Task to complete
Every line that contains the word "Deviation" should be copied.

>> start Records for the task

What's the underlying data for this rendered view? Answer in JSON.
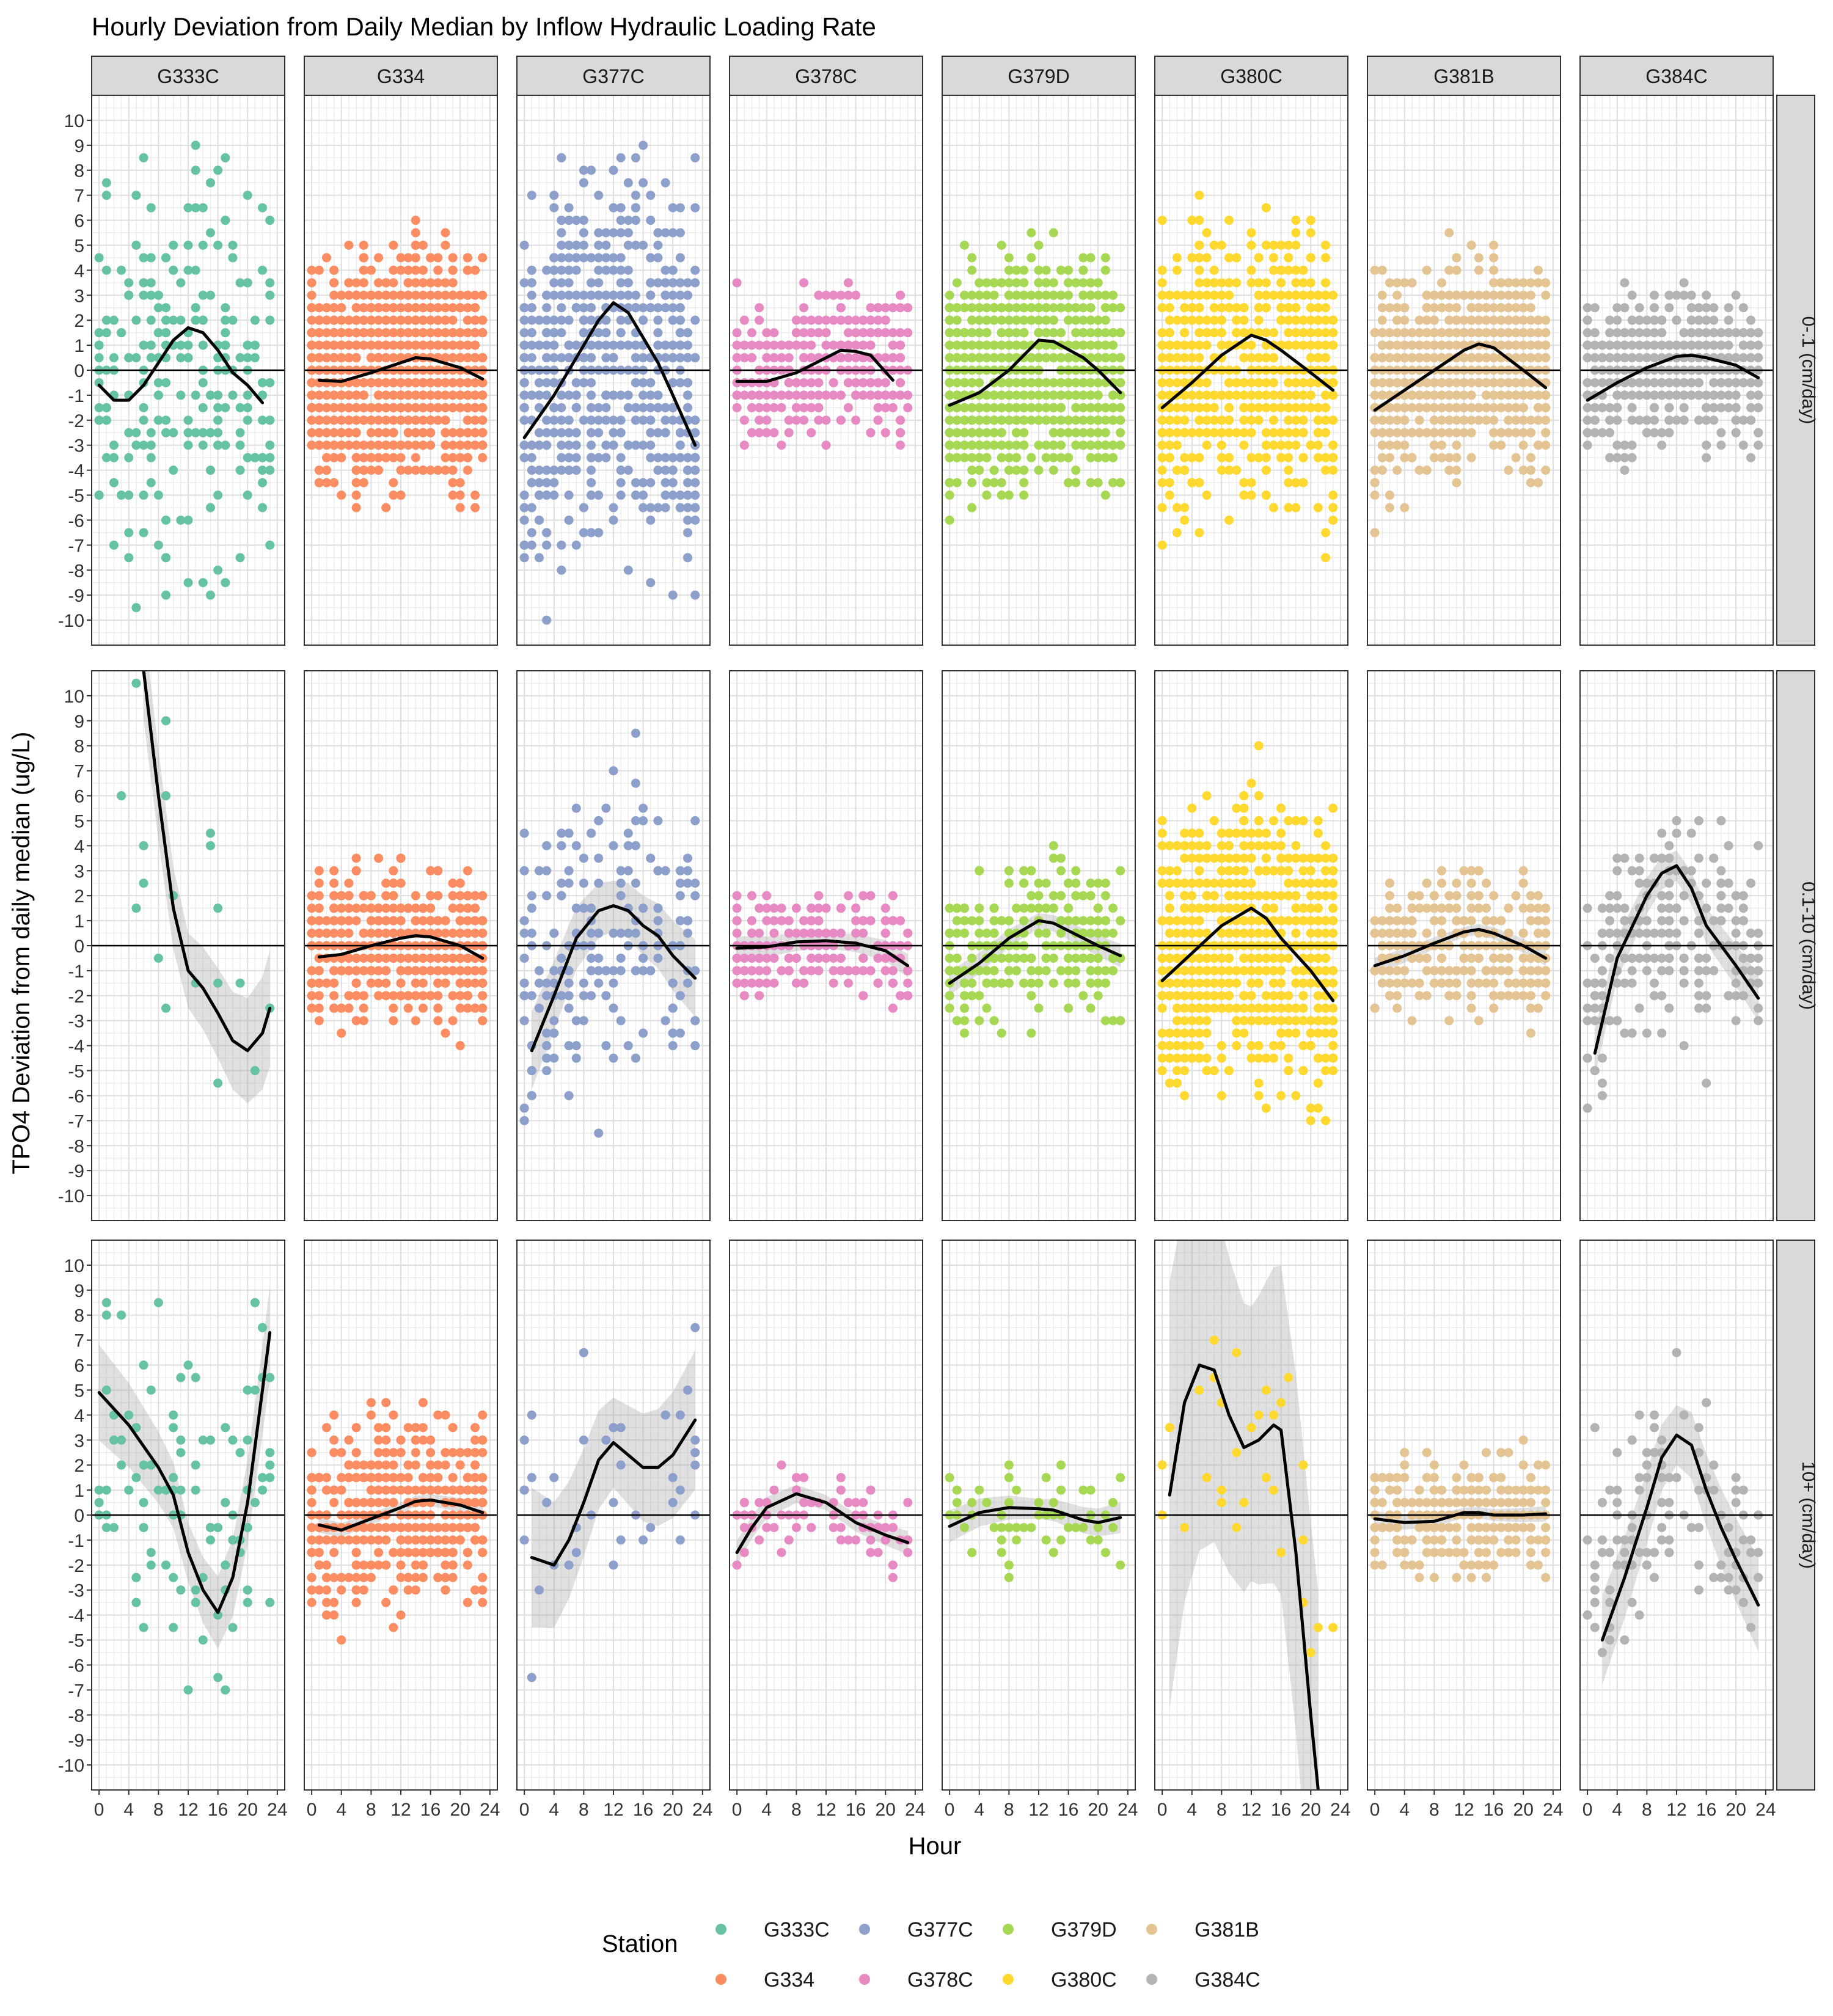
{
  "chart_data": {
    "type": "scatter",
    "title": "Hourly Deviation from Daily Median by Inflow Hydraulic Loading Rate",
    "xlabel": "Hour",
    "ylabel": "TPO4 Deviation from daily median (ug/L)",
    "xlim": [
      -1,
      25
    ],
    "ylim": [
      -11,
      11
    ],
    "x_ticks": [
      0,
      4,
      8,
      12,
      16,
      20,
      24
    ],
    "y_ticks": [
      -10,
      -9,
      -8,
      -7,
      -6,
      -5,
      -4,
      -3,
      -2,
      -1,
      0,
      1,
      2,
      3,
      4,
      5,
      6,
      7,
      8,
      9,
      10
    ],
    "grid": true,
    "facet_cols": [
      "G333C",
      "G334",
      "G377C",
      "G378C",
      "G379D",
      "G380C",
      "G381B",
      "G384C"
    ],
    "facet_rows": [
      "0-.1 (cm/day)",
      "0.1-10 (cm/day)",
      "10+ (cm/day)"
    ],
    "legend": {
      "title": "Station",
      "position": "bottom",
      "entries": [
        "G333C",
        "G334",
        "G377C",
        "G378C",
        "G379D",
        "G380C",
        "G381B",
        "G384C"
      ]
    },
    "colors": {
      "G333C": "#66C2A5",
      "G334": "#FC8D62",
      "G377C": "#8DA0CB",
      "G378C": "#E78AC3",
      "G379D": "#A6D854",
      "G380C": "#FFD92F",
      "G381B": "#E5C494",
      "G384C": "#B3B3B3"
    },
    "panels": [
      {
        "row": 0,
        "col": 0,
        "spread": 5.5,
        "n": 250,
        "band": 0,
        "smooth": [
          [
            0,
            -0.6
          ],
          [
            2,
            -1.2
          ],
          [
            4,
            -1.2
          ],
          [
            6,
            -0.6
          ],
          [
            8,
            0.3
          ],
          [
            10,
            1.2
          ],
          [
            12,
            1.7
          ],
          [
            14,
            1.5
          ],
          [
            16,
            0.8
          ],
          [
            18,
            -0.1
          ],
          [
            20,
            -0.6
          ],
          [
            22,
            -1.3
          ]
        ]
      },
      {
        "row": 0,
        "col": 1,
        "spread": 3.0,
        "n": 1200,
        "band": 0,
        "smooth": [
          [
            1,
            -0.4
          ],
          [
            4,
            -0.45
          ],
          [
            8,
            -0.1
          ],
          [
            12,
            0.3
          ],
          [
            14,
            0.5
          ],
          [
            16,
            0.45
          ],
          [
            20,
            0.1
          ],
          [
            23,
            -0.35
          ]
        ]
      },
      {
        "row": 0,
        "col": 2,
        "spread": 5.0,
        "n": 700,
        "band": 0,
        "smooth": [
          [
            0,
            -2.7
          ],
          [
            4,
            -1.0
          ],
          [
            8,
            1.0
          ],
          [
            10,
            2.0
          ],
          [
            12,
            2.7
          ],
          [
            14,
            2.3
          ],
          [
            16,
            1.3
          ],
          [
            18,
            0.3
          ],
          [
            20,
            -1.0
          ],
          [
            23,
            -3.0
          ]
        ]
      },
      {
        "row": 0,
        "col": 3,
        "spread": 2.0,
        "n": 350,
        "band": 0,
        "smooth": [
          [
            0,
            -0.45
          ],
          [
            4,
            -0.45
          ],
          [
            8,
            -0.1
          ],
          [
            12,
            0.5
          ],
          [
            14,
            0.8
          ],
          [
            16,
            0.75
          ],
          [
            18,
            0.6
          ],
          [
            21,
            -0.4
          ]
        ]
      },
      {
        "row": 0,
        "col": 4,
        "spread": 3.0,
        "n": 1000,
        "band": 0,
        "smooth": [
          [
            0,
            -1.4
          ],
          [
            4,
            -0.9
          ],
          [
            8,
            0.0
          ],
          [
            12,
            1.2
          ],
          [
            14,
            1.15
          ],
          [
            18,
            0.5
          ],
          [
            20,
            0.0
          ],
          [
            23,
            -0.9
          ]
        ]
      },
      {
        "row": 0,
        "col": 5,
        "spread": 3.8,
        "n": 700,
        "band": 0,
        "smooth": [
          [
            0,
            -1.5
          ],
          [
            4,
            -0.5
          ],
          [
            8,
            0.6
          ],
          [
            12,
            1.4
          ],
          [
            14,
            1.2
          ],
          [
            16,
            0.8
          ],
          [
            20,
            -0.1
          ],
          [
            23,
            -0.8
          ]
        ]
      },
      {
        "row": 0,
        "col": 6,
        "spread": 2.7,
        "n": 900,
        "band": 0,
        "smooth": [
          [
            0,
            -1.6
          ],
          [
            4,
            -0.8
          ],
          [
            8,
            0.0
          ],
          [
            12,
            0.8
          ],
          [
            14,
            1.05
          ],
          [
            16,
            0.9
          ],
          [
            20,
            0.0
          ],
          [
            23,
            -0.7
          ]
        ]
      },
      {
        "row": 0,
        "col": 7,
        "spread": 2.0,
        "n": 500,
        "band": 0,
        "smooth": [
          [
            0,
            -1.2
          ],
          [
            4,
            -0.5
          ],
          [
            8,
            0.1
          ],
          [
            12,
            0.55
          ],
          [
            14,
            0.6
          ],
          [
            16,
            0.5
          ],
          [
            20,
            0.2
          ],
          [
            23,
            -0.3
          ]
        ]
      },
      {
        "row": 1,
        "col": 0,
        "spread": 5.0,
        "n": 20,
        "band": 1.5,
        "smooth": [
          [
            6,
            11.0
          ],
          [
            8,
            6.0
          ],
          [
            10,
            1.5
          ],
          [
            12,
            -1.0
          ],
          [
            14,
            -1.7
          ],
          [
            16,
            -2.7
          ],
          [
            18,
            -3.8
          ],
          [
            20,
            -4.2
          ],
          [
            22,
            -3.5
          ],
          [
            23,
            -2.5
          ]
        ]
      },
      {
        "row": 1,
        "col": 1,
        "spread": 2.0,
        "n": 500,
        "band": 0,
        "smooth": [
          [
            1,
            -0.45
          ],
          [
            4,
            -0.35
          ],
          [
            8,
            0.0
          ],
          [
            12,
            0.3
          ],
          [
            14,
            0.4
          ],
          [
            16,
            0.35
          ],
          [
            20,
            0.0
          ],
          [
            23,
            -0.5
          ]
        ]
      },
      {
        "row": 1,
        "col": 2,
        "spread": 4.5,
        "n": 200,
        "band": 1.0,
        "smooth": [
          [
            1,
            -4.2
          ],
          [
            4,
            -2.0
          ],
          [
            7,
            0.3
          ],
          [
            10,
            1.4
          ],
          [
            12,
            1.6
          ],
          [
            14,
            1.4
          ],
          [
            16,
            0.8
          ],
          [
            18,
            0.4
          ],
          [
            20,
            -0.4
          ],
          [
            23,
            -1.3
          ]
        ]
      },
      {
        "row": 1,
        "col": 3,
        "spread": 1.5,
        "n": 200,
        "band": 0.3,
        "smooth": [
          [
            0,
            -0.1
          ],
          [
            4,
            -0.05
          ],
          [
            8,
            0.15
          ],
          [
            12,
            0.2
          ],
          [
            16,
            0.1
          ],
          [
            20,
            -0.2
          ],
          [
            23,
            -0.8
          ]
        ]
      },
      {
        "row": 1,
        "col": 4,
        "spread": 2.0,
        "n": 300,
        "band": 0.3,
        "smooth": [
          [
            0,
            -1.5
          ],
          [
            4,
            -0.7
          ],
          [
            8,
            0.3
          ],
          [
            12,
            1.0
          ],
          [
            14,
            0.9
          ],
          [
            16,
            0.6
          ],
          [
            20,
            0.0
          ],
          [
            23,
            -0.4
          ]
        ]
      },
      {
        "row": 1,
        "col": 5,
        "spread": 3.8,
        "n": 900,
        "band": 0,
        "smooth": [
          [
            0,
            -1.4
          ],
          [
            4,
            -0.3
          ],
          [
            8,
            0.8
          ],
          [
            12,
            1.5
          ],
          [
            14,
            1.1
          ],
          [
            16,
            0.3
          ],
          [
            20,
            -1.0
          ],
          [
            23,
            -2.2
          ]
        ]
      },
      {
        "row": 1,
        "col": 6,
        "spread": 1.8,
        "n": 350,
        "band": 0.2,
        "smooth": [
          [
            0,
            -0.8
          ],
          [
            4,
            -0.4
          ],
          [
            8,
            0.1
          ],
          [
            12,
            0.55
          ],
          [
            14,
            0.65
          ],
          [
            16,
            0.5
          ],
          [
            20,
            0.0
          ],
          [
            23,
            -0.5
          ]
        ]
      },
      {
        "row": 1,
        "col": 7,
        "spread": 3.0,
        "n": 250,
        "band": 0.6,
        "smooth": [
          [
            1,
            -4.3
          ],
          [
            4,
            -0.5
          ],
          [
            8,
            2.0
          ],
          [
            10,
            2.9
          ],
          [
            12,
            3.2
          ],
          [
            14,
            2.3
          ],
          [
            16,
            0.8
          ],
          [
            20,
            -0.8
          ],
          [
            23,
            -2.1
          ]
        ]
      },
      {
        "row": 2,
        "col": 0,
        "spread": 4.5,
        "n": 100,
        "band": 1.2,
        "smooth": [
          [
            0,
            4.9
          ],
          [
            4,
            3.6
          ],
          [
            8,
            1.9
          ],
          [
            10,
            0.8
          ],
          [
            12,
            -1.5
          ],
          [
            14,
            -3.0
          ],
          [
            16,
            -3.9
          ],
          [
            18,
            -2.5
          ],
          [
            20,
            0.5
          ],
          [
            22,
            5.0
          ],
          [
            23,
            7.3
          ]
        ]
      },
      {
        "row": 2,
        "col": 1,
        "spread": 2.5,
        "n": 500,
        "band": 0.2,
        "smooth": [
          [
            1,
            -0.4
          ],
          [
            4,
            -0.6
          ],
          [
            8,
            -0.15
          ],
          [
            12,
            0.3
          ],
          [
            14,
            0.55
          ],
          [
            16,
            0.6
          ],
          [
            20,
            0.4
          ],
          [
            23,
            0.1
          ]
        ]
      },
      {
        "row": 2,
        "col": 2,
        "spread": 3.5,
        "n": 40,
        "band": 1.8,
        "smooth": [
          [
            1,
            -1.7
          ],
          [
            4,
            -2.0
          ],
          [
            6,
            -1.0
          ],
          [
            8,
            0.5
          ],
          [
            10,
            2.2
          ],
          [
            12,
            2.9
          ],
          [
            14,
            2.4
          ],
          [
            16,
            1.9
          ],
          [
            18,
            1.9
          ],
          [
            20,
            2.4
          ],
          [
            23,
            3.8
          ]
        ]
      },
      {
        "row": 2,
        "col": 3,
        "spread": 1.2,
        "n": 80,
        "band": 0.3,
        "smooth": [
          [
            0,
            -1.5
          ],
          [
            2,
            -0.5
          ],
          [
            4,
            0.3
          ],
          [
            8,
            0.85
          ],
          [
            12,
            0.5
          ],
          [
            16,
            -0.3
          ],
          [
            20,
            -0.8
          ],
          [
            23,
            -1.1
          ]
        ]
      },
      {
        "row": 2,
        "col": 4,
        "spread": 1.5,
        "n": 60,
        "band": 0.4,
        "smooth": [
          [
            0,
            -0.45
          ],
          [
            4,
            0.1
          ],
          [
            8,
            0.3
          ],
          [
            12,
            0.25
          ],
          [
            14,
            0.2
          ],
          [
            16,
            0.0
          ],
          [
            18,
            -0.2
          ],
          [
            20,
            -0.3
          ],
          [
            23,
            -0.1
          ]
        ]
      },
      {
        "row": 2,
        "col": 5,
        "spread": 4.0,
        "n": 30,
        "band": 5.5,
        "smooth": [
          [
            1,
            0.8
          ],
          [
            3,
            4.5
          ],
          [
            5,
            6.0
          ],
          [
            7,
            5.8
          ],
          [
            9,
            4.0
          ],
          [
            11,
            2.7
          ],
          [
            13,
            3.0
          ],
          [
            15,
            3.6
          ],
          [
            16,
            3.4
          ],
          [
            18,
            -1.5
          ],
          [
            20,
            -8.0
          ],
          [
            21,
            -11.0
          ]
        ]
      },
      {
        "row": 2,
        "col": 6,
        "spread": 1.5,
        "n": 300,
        "band": 0.2,
        "smooth": [
          [
            0,
            -0.15
          ],
          [
            4,
            -0.3
          ],
          [
            8,
            -0.25
          ],
          [
            12,
            0.1
          ],
          [
            14,
            0.1
          ],
          [
            16,
            0.0
          ],
          [
            20,
            0.0
          ],
          [
            23,
            0.05
          ]
        ]
      },
      {
        "row": 2,
        "col": 7,
        "spread": 3.0,
        "n": 120,
        "band": 1.2,
        "smooth": [
          [
            2,
            -5.0
          ],
          [
            5,
            -2.5
          ],
          [
            8,
            0.3
          ],
          [
            10,
            2.3
          ],
          [
            12,
            3.2
          ],
          [
            14,
            2.8
          ],
          [
            16,
            1.0
          ],
          [
            18,
            -0.5
          ],
          [
            20,
            -1.8
          ],
          [
            23,
            -3.6
          ]
        ]
      }
    ]
  }
}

>> end Records for the task

Response below
    "title": "Hourly Deviation from Daily Median by Inflow Hydraulic Loading Rate",
    "ylabel": "TPO4 Deviation from daily median (ug/L)",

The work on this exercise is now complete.